Dataset entries on figures »
::::::::::
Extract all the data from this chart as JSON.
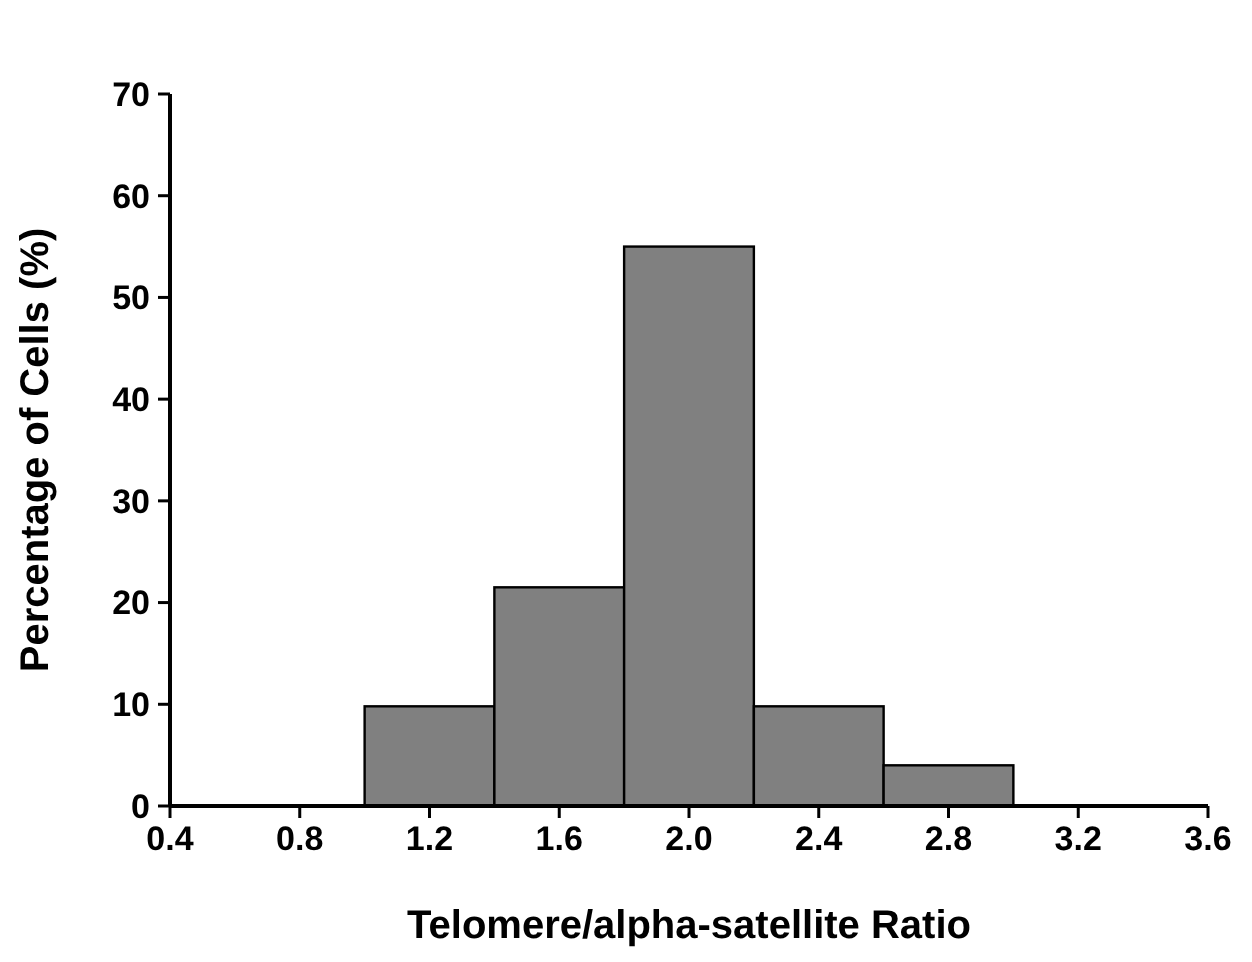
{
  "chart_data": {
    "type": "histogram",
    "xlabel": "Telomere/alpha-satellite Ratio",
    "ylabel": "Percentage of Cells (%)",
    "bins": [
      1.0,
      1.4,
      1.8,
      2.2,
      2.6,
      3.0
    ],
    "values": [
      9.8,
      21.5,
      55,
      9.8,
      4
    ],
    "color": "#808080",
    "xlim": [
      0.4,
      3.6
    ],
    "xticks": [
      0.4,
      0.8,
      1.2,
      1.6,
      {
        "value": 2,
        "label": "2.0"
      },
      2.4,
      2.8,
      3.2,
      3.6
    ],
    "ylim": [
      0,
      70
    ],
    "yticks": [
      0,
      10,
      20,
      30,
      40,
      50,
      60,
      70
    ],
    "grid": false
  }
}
::::::::::
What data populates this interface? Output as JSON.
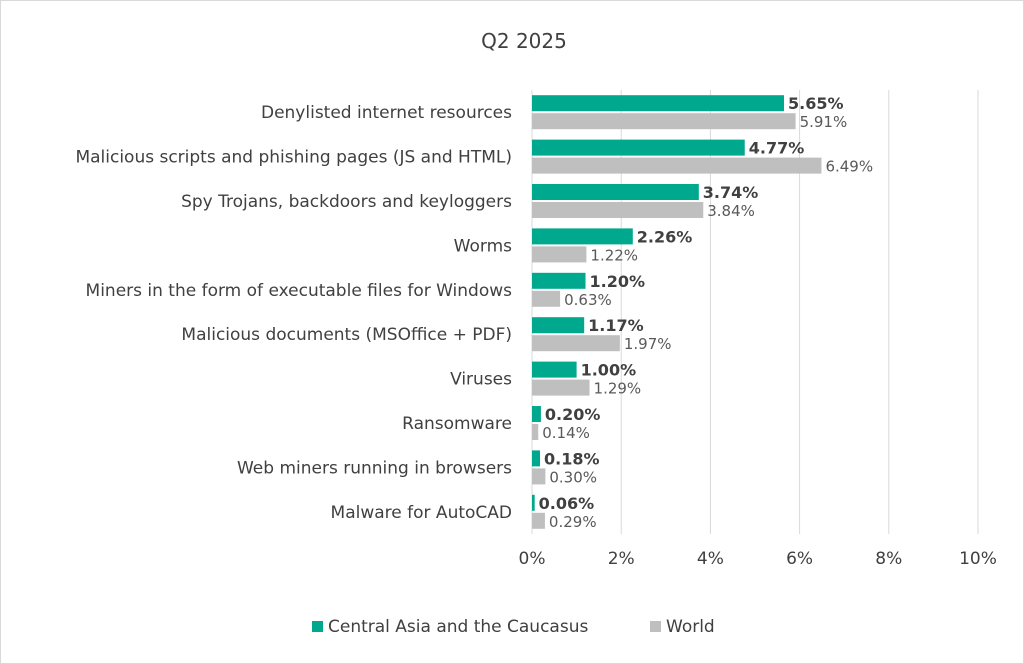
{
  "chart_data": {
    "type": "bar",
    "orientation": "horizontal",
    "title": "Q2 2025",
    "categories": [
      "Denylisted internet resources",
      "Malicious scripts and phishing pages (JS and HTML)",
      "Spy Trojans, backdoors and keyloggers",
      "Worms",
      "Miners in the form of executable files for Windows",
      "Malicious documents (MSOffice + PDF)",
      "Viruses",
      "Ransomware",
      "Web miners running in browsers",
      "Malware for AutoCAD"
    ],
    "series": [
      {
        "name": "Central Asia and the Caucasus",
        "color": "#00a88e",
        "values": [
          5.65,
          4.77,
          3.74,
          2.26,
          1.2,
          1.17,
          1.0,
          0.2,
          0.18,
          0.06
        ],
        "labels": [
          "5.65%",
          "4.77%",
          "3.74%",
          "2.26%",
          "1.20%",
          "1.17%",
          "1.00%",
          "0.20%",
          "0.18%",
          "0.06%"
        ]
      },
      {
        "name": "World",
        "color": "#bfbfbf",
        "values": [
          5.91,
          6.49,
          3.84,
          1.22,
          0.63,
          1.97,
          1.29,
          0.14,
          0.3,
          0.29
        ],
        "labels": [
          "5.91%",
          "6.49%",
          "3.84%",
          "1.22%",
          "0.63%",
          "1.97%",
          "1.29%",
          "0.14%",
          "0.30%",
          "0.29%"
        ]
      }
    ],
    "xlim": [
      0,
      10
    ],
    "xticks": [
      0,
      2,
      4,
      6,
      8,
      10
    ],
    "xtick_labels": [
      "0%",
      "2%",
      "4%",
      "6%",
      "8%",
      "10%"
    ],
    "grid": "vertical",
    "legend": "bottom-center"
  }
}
::::::::::
How to complete this task » Every line that contains the string "JSON" should be copied from the records.

Result for this task »
Extract all the data from this chart as JSON.
What data populates this interface? Output as JSON.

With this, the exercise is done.